**Written request**:
Below are entries to be transcribed exactly; exclude the pictures from the copy.

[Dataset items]
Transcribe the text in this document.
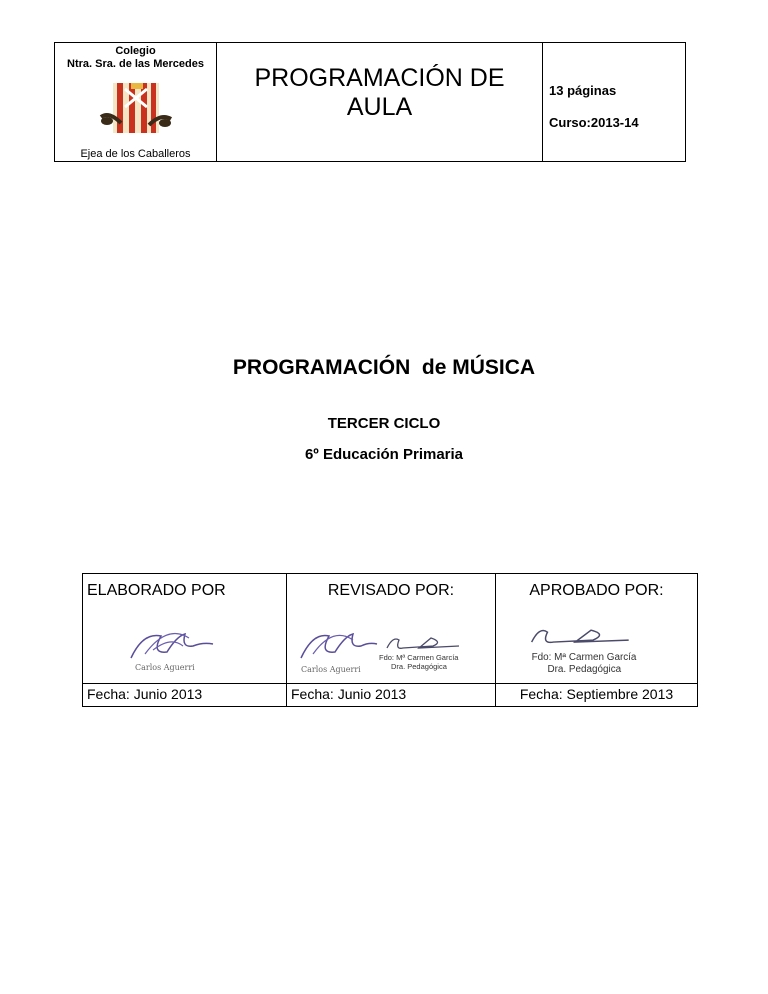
Colegio
Ntra. Sra. de las Mercedes
Ejea de los Caballeros
PROGRAMACIÓN DE AULA
13 páginas
Curso:2013-14
PROGRAMACIÓN  de MÚSICA
TERCER CICLO
6º Educación Primaria
ELABORADO POR
Carlos Aguerri
Fecha: Junio 2013
REVISADO POR:
Carlos Aguerri
Fdo: Mª Carmen García
Dra. Pedagógica
Fecha: Junio 2013
APROBADO POR:
Fdo: Mª Carmen García
Dra. Pedagógica
Fecha: Septiembre 2013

**Solved problem**:
Transcribe the text in this document.
Colegio
Ntra. Sra. de las Mercedes
Ejea de los Caballeros
PROGRAMACIÓN DE AULA
13 páginas
Curso:2013-14
PROGRAMACIÓN  de MÚSICA
TERCER CICLO
6º Educación Primaria
ELABORADO POR
Carlos Aguerri
Fecha: Junio 2013
REVISADO POR:
Carlos Aguerri
Fdo: Mª Carmen García
Dra. Pedagógica
Fecha: Junio 2013
APROBADO POR:
Fdo: Mª Carmen García
Dra. Pedagógica
Fecha: Septiembre 2013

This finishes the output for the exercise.